» SHORT EXERCISE
Repeat the material exactly, every line of it.

» RECORDS TO PROCESS
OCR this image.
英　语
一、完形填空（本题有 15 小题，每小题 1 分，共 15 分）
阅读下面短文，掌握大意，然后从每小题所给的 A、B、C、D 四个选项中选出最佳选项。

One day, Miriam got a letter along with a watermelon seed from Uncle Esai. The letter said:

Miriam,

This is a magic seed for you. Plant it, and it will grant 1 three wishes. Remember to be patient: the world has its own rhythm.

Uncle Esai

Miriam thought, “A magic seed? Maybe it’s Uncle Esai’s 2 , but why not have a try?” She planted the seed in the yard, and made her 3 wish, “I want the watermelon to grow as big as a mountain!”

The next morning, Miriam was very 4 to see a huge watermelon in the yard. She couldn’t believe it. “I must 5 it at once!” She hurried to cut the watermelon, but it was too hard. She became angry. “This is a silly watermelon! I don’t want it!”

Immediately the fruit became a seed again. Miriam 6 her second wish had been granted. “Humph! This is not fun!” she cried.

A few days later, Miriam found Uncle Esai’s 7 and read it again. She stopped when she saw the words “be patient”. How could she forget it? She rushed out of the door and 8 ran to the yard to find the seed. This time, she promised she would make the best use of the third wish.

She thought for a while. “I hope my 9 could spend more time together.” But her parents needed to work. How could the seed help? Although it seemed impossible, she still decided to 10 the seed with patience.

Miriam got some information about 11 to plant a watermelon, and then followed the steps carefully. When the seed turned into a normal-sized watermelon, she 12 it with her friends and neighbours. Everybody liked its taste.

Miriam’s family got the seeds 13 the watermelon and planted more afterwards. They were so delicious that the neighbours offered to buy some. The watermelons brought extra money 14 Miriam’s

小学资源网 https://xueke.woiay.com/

» CORRECT OUTPUT
OCR this image.
英　语
一、完形填空（本题有 15 小题，每小题 1 分，共 15 分）
阅读下面短文，掌握大意，然后从每小题所给的 A、B、C、D 四个选项中选出最佳选项。

One day, Miriam got a letter along with a watermelon seed from Uncle Esai. The letter said:

Miriam,

This is a magic seed for you. Plant it, and it will grant 1 three wishes. Remember to be patient: the world has its own rhythm.

Uncle Esai

Miriam thought, “A magic seed? Maybe it’s Uncle Esai’s 2 , but why not have a try?” She planted the seed in the yard, and made her 3 wish, “I want the watermelon to grow as big as a mountain!”

The next morning, Miriam was very 4 to see a huge watermelon in the yard. She couldn’t believe it. “I must 5 it at once!” She hurried to cut the watermelon, but it was too hard. She became angry. “This is a silly watermelon! I don’t want it!”

Immediately the fruit became a seed again. Miriam 6 her second wish had been granted. “Humph! This is not fun!” she cried.

A few days later, Miriam found Uncle Esai’s 7 and read it again. She stopped when she saw the words “be patient”. How could she forget it? She rushed out of the door and 8 ran to the yard to find the seed. This time, she promised she would make the best use of the third wish.

She thought for a while. “I hope my 9 could spend more time together.” But her parents needed to work. How could the seed help? Although it seemed impossible, she still decided to 10 the seed with patience.

Miriam got some information about 11 to plant a watermelon, and then followed the steps carefully. When the seed turned into a normal-sized watermelon, she 12 it with her friends and neighbours. Everybody liked its taste.

Miriam’s family got the seeds 13 the watermelon and planted more afterwards. They were so delicious that the neighbours offered to buy some. The watermelons brought extra money 14 Miriam’s

小学资源网 https://xueke.woiay.com/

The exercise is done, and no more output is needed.